* The exercise *
Omit every picture while repeating the entries exactly.

* Records provided *
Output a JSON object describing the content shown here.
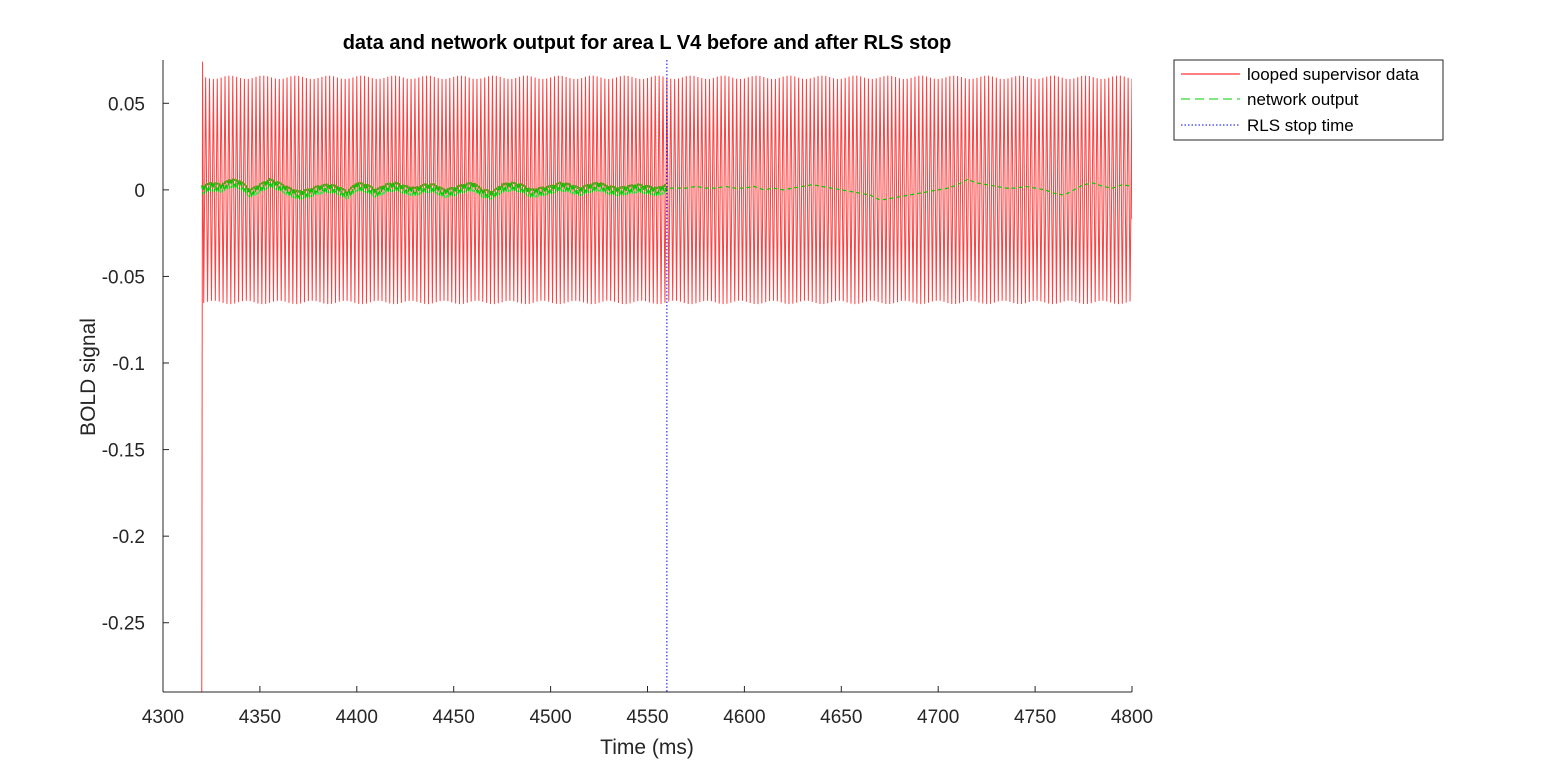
{
  "chart_data": {
    "type": "line",
    "title": "data and network output for area L V4 before and after RLS stop",
    "xlabel": "Time (ms)",
    "ylabel": "BOLD signal",
    "xlim": [
      4300,
      4800
    ],
    "ylim": [
      -0.29,
      0.075
    ],
    "xticks": [
      4300,
      4350,
      4400,
      4450,
      4500,
      4550,
      4600,
      4650,
      4700,
      4750,
      4800
    ],
    "xtick_labels": [
      "4300",
      "4350",
      "4400",
      "4450",
      "4500",
      "4550",
      "4600",
      "4650",
      "4700",
      "4750",
      "4800"
    ],
    "yticks": [
      0.05,
      0,
      -0.05,
      -0.1,
      -0.15,
      -0.2,
      -0.25
    ],
    "ytick_labels": [
      "0.05",
      "0",
      "-0.05",
      "-0.1",
      "-0.15",
      "-0.2",
      "-0.25"
    ],
    "grid": false,
    "legend_position": "outside-top-right",
    "series": [
      {
        "name": "looped supervisor data",
        "color": "#ff0000",
        "style": "solid",
        "x_start": 4320,
        "x_end": 4800,
        "initial_min": -0.29,
        "amplitude": 0.066,
        "period_ms": 2
      },
      {
        "name": "network output",
        "color": "#00cc00",
        "style": "dashed",
        "x": [
          4320,
          4325,
          4330,
          4335,
          4340,
          4345,
          4350,
          4355,
          4360,
          4365,
          4370,
          4375,
          4380,
          4385,
          4390,
          4395,
          4400,
          4405,
          4410,
          4415,
          4420,
          4425,
          4430,
          4435,
          4440,
          4445,
          4450,
          4455,
          4460,
          4465,
          4470,
          4475,
          4480,
          4485,
          4490,
          4495,
          4500,
          4505,
          4510,
          4515,
          4520,
          4525,
          4530,
          4535,
          4540,
          4545,
          4550,
          4555,
          4560,
          4565,
          4570,
          4575,
          4580,
          4585,
          4590,
          4595,
          4600,
          4605,
          4610,
          4615,
          4620,
          4625,
          4630,
          4635,
          4640,
          4645,
          4650,
          4655,
          4660,
          4665,
          4670,
          4675,
          4680,
          4685,
          4690,
          4695,
          4700,
          4705,
          4710,
          4715,
          4720,
          4725,
          4730,
          4735,
          4740,
          4745,
          4750,
          4755,
          4760,
          4765,
          4770,
          4775,
          4780,
          4785,
          4790,
          4795,
          4800
        ],
        "y": [
          0,
          0.002,
          0.001,
          0.004,
          0.003,
          -0.002,
          0.001,
          0.004,
          0.002,
          -0.001,
          -0.003,
          -0.002,
          0,
          0.001,
          0,
          -0.003,
          0.002,
          0.001,
          -0.002,
          0.001,
          0.002,
          0,
          -0.001,
          0.001,
          0.001,
          -0.002,
          -0.001,
          0.001,
          0.002,
          -0.002,
          -0.003,
          0.001,
          0.002,
          0.001,
          -0.002,
          -0.001,
          0,
          0.002,
          0.001,
          -0.001,
          0.001,
          0.002,
          0,
          -0.001,
          0,
          0.001,
          0,
          -0.001,
          0.001,
          0.001,
          0.001,
          0.002,
          0.001,
          0.001,
          0.002,
          0.001,
          0.001,
          0.002,
          0,
          0.001,
          0,
          0.001,
          0.002,
          0.003,
          0.002,
          0.001,
          0,
          -0.001,
          -0.002,
          -0.003,
          -0.006,
          -0.005,
          -0.004,
          -0.003,
          -0.002,
          -0.001,
          0,
          0.001,
          0.003,
          0.006,
          0.004,
          0.003,
          0.002,
          0.001,
          0.001,
          0.002,
          0.001,
          0,
          -0.002,
          -0.003,
          0,
          0.003,
          0.004,
          0.002,
          0.001,
          0.003,
          0.002
        ],
        "jitter_until": 4560
      },
      {
        "name": "RLS stop time",
        "color": "#0000ff",
        "style": "dotted",
        "x_value": 4560
      }
    ]
  }
}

* Worked solution *
Output a JSON object describing the content shown here.
{
  "chart_data": {
    "type": "line",
    "title": "data and network output for area L V4 before and after RLS stop",
    "xlabel": "Time (ms)",
    "ylabel": "BOLD signal",
    "xlim": [
      4300,
      4800
    ],
    "ylim": [
      -0.29,
      0.075
    ],
    "xticks": [
      4300,
      4350,
      4400,
      4450,
      4500,
      4550,
      4600,
      4650,
      4700,
      4750,
      4800
    ],
    "xtick_labels": [
      "4300",
      "4350",
      "4400",
      "4450",
      "4500",
      "4550",
      "4600",
      "4650",
      "4700",
      "4750",
      "4800"
    ],
    "yticks": [
      0.05,
      0,
      -0.05,
      -0.1,
      -0.15,
      -0.2,
      -0.25
    ],
    "ytick_labels": [
      "0.05",
      "0",
      "-0.05",
      "-0.1",
      "-0.15",
      "-0.2",
      "-0.25"
    ],
    "grid": false,
    "legend_position": "outside-top-right",
    "series": [
      {
        "name": "looped supervisor data",
        "color": "#ff0000",
        "style": "solid",
        "x_start": 4320,
        "x_end": 4800,
        "initial_min": -0.29,
        "amplitude": 0.066,
        "period_ms": 2
      },
      {
        "name": "network output",
        "color": "#00cc00",
        "style": "dashed",
        "x": [
          4320,
          4325,
          4330,
          4335,
          4340,
          4345,
          4350,
          4355,
          4360,
          4365,
          4370,
          4375,
          4380,
          4385,
          4390,
          4395,
          4400,
          4405,
          4410,
          4415,
          4420,
          4425,
          4430,
          4435,
          4440,
          4445,
          4450,
          4455,
          4460,
          4465,
          4470,
          4475,
          4480,
          4485,
          4490,
          4495,
          4500,
          4505,
          4510,
          4515,
          4520,
          4525,
          4530,
          4535,
          4540,
          4545,
          4550,
          4555,
          4560,
          4565,
          4570,
          4575,
          4580,
          4585,
          4590,
          4595,
          4600,
          4605,
          4610,
          4615,
          4620,
          4625,
          4630,
          4635,
          4640,
          4645,
          4650,
          4655,
          4660,
          4665,
          4670,
          4675,
          4680,
          4685,
          4690,
          4695,
          4700,
          4705,
          4710,
          4715,
          4720,
          4725,
          4730,
          4735,
          4740,
          4745,
          4750,
          4755,
          4760,
          4765,
          4770,
          4775,
          4780,
          4785,
          4790,
          4795,
          4800
        ],
        "y": [
          0,
          0.002,
          0.001,
          0.004,
          0.003,
          -0.002,
          0.001,
          0.004,
          0.002,
          -0.001,
          -0.003,
          -0.002,
          0,
          0.001,
          0,
          -0.003,
          0.002,
          0.001,
          -0.002,
          0.001,
          0.002,
          0,
          -0.001,
          0.001,
          0.001,
          -0.002,
          -0.001,
          0.001,
          0.002,
          -0.002,
          -0.003,
          0.001,
          0.002,
          0.001,
          -0.002,
          -0.001,
          0,
          0.002,
          0.001,
          -0.001,
          0.001,
          0.002,
          0,
          -0.001,
          0,
          0.001,
          0,
          -0.001,
          0.001,
          0.001,
          0.001,
          0.002,
          0.001,
          0.001,
          0.002,
          0.001,
          0.001,
          0.002,
          0,
          0.001,
          0,
          0.001,
          0.002,
          0.003,
          0.002,
          0.001,
          0,
          -0.001,
          -0.002,
          -0.003,
          -0.006,
          -0.005,
          -0.004,
          -0.003,
          -0.002,
          -0.001,
          0,
          0.001,
          0.003,
          0.006,
          0.004,
          0.003,
          0.002,
          0.001,
          0.001,
          0.002,
          0.001,
          0,
          -0.002,
          -0.003,
          0,
          0.003,
          0.004,
          0.002,
          0.001,
          0.003,
          0.002
        ],
        "jitter_until": 4560
      },
      {
        "name": "RLS stop time",
        "color": "#0000ff",
        "style": "dotted",
        "x_value": 4560
      }
    ]
  }
}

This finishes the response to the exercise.